Texto para leitura:
--------

Com 9,77% de participação de mercado, BYD vira 4ª Marca que mais vende carros no Brasil
A BYD terminou novembro fazendo barulho de verdade. A marca simplesmente tomou a quarta posição no varejo brasileiro com 8.355 unidades e 9,77% de participação, deixando para trás nomes que sempre pareceram intocáveis. Não foi sorte, foi consequência direta de uma ofensiva que mistura escala, ritmo e a confiança de quem sabe exatamente onde quer chegar.
Pontos Principais:
- BYD conquista a 4ª posição no varejo nacional com 8.355 unidades em novembro.
- Dolphin Mini lidera elétricos e ultrapassa 50 mil unidades acumuladas desde o lançamento.
- Marca domina 62,27% do mercado elétrico e alcança 28,16% entre híbridos.
- Mais de 16.500 pedidos em novembro impulsionam fábrica de Camaçari e ampliam presença nacional.

--------

Material apresentado:
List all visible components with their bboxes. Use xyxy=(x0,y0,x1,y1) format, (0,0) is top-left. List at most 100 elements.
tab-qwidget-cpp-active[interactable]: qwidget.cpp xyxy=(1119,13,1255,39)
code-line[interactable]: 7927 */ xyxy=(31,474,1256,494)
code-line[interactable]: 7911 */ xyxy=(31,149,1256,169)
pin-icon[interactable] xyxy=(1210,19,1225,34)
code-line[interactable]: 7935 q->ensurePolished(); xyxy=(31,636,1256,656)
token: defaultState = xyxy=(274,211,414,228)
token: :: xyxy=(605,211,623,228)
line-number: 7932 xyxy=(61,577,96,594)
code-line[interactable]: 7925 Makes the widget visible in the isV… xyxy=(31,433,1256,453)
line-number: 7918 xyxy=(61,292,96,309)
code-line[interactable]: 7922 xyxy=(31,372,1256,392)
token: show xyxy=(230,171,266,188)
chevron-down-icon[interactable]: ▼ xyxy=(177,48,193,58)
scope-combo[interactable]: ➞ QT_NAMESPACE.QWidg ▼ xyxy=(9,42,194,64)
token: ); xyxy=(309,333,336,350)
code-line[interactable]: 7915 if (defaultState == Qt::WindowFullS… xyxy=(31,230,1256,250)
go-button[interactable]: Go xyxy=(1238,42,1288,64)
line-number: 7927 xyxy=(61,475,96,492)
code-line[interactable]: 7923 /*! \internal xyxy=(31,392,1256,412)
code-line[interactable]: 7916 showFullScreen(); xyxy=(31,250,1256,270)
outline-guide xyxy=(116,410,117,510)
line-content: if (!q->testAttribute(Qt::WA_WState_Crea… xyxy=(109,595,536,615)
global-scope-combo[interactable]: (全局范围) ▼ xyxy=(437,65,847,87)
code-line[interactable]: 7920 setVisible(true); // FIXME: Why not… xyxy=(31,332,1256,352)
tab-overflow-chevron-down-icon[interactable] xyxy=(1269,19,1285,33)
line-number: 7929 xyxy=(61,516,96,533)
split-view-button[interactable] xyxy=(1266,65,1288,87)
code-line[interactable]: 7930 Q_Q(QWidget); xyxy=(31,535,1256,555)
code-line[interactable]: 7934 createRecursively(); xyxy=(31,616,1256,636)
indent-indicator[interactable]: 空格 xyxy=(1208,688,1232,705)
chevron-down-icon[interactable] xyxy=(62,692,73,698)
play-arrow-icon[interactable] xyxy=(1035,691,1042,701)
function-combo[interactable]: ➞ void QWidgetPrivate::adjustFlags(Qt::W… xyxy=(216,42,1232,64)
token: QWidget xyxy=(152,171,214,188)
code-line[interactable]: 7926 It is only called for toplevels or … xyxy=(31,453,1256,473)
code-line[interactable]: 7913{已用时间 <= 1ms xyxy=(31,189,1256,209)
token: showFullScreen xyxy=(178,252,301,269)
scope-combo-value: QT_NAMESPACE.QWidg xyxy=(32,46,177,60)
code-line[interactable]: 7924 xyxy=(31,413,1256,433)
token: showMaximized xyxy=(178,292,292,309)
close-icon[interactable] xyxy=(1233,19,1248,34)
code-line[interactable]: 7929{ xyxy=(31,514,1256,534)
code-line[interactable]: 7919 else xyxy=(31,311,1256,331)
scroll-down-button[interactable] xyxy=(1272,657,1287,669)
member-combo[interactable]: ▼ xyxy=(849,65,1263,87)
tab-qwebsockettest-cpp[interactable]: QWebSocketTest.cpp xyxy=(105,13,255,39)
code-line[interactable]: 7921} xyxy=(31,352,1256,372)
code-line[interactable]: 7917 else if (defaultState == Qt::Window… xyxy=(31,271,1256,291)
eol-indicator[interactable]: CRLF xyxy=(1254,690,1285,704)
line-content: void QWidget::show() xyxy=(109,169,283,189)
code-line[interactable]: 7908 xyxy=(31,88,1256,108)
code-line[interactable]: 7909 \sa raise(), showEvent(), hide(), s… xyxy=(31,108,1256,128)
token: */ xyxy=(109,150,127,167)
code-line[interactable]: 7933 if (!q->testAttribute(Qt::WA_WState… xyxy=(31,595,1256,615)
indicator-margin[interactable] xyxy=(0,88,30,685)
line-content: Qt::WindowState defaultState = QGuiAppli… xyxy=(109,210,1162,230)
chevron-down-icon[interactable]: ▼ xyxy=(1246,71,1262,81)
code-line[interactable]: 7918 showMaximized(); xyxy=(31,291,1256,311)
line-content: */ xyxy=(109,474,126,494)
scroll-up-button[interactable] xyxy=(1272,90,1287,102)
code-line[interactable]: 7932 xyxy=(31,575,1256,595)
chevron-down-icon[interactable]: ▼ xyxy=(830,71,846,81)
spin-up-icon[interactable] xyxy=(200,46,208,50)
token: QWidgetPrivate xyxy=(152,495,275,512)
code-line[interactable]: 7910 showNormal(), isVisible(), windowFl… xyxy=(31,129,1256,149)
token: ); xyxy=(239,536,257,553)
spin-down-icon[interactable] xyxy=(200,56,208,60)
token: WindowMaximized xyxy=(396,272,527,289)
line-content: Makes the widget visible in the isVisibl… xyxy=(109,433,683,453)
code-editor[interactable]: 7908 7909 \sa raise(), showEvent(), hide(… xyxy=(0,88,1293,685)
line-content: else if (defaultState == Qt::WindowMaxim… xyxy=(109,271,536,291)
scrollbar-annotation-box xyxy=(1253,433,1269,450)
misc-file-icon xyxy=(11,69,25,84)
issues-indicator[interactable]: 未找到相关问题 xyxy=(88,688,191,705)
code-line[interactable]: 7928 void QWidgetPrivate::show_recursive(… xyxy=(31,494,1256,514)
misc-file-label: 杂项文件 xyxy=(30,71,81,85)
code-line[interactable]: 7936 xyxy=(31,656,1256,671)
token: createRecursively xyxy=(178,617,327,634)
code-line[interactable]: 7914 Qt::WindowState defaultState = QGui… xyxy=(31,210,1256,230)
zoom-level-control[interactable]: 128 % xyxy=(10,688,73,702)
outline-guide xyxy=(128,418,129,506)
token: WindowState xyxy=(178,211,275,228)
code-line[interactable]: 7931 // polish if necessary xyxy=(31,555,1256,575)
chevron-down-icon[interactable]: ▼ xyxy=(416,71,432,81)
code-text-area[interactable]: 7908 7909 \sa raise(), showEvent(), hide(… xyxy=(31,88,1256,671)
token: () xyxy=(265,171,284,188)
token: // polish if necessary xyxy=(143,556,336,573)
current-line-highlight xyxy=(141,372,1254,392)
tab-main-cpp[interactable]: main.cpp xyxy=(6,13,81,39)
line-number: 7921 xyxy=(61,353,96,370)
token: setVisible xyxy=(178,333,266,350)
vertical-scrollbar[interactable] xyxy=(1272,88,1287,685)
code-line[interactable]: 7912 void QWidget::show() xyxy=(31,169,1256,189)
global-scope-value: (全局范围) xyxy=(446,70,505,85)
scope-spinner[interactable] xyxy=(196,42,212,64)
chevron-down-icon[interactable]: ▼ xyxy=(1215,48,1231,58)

--------

Enunciado A:
De acordo com o texto sobre a BYD, qual parcela do mercado elétrico a marca domina?
Enunciado B:
Transcreva do texto sobre a BYD o trecho que começa com as palavras que contêm "Com 9,77% de" e termina com "28,16% entre híbridos.".

Espaço para resposta A:
62,27%.

Espaço para resposta B:
Com 9,77% de participação de mercado, BYD vira 4ª Marca que mais vende carros no Brasil
A BYD terminou novembro fazendo barulho de verdade. A marca simplesmente tomou a quarta posição no varejo brasileiro com 8.355 unidades e 9,77% de participação, deixando para trás nomes que sempre pareceram intocáveis. Não foi sorte, foi consequência direta de uma ofensiva que mistura escala, ritmo e a confiança de quem sabe exatamente onde quer chegar.
Pontos Principais:
- BYD conquista a 4ª posição no varejo nacional com 8.355 unidades em novembro.
- Dolphin Mini lidera elétricos e ultrapassa 50 mil unidades acumuladas desde o lançamento.
- Marca domina 62,27% do mercado elétrico e alcança 28,16% entre híbridos.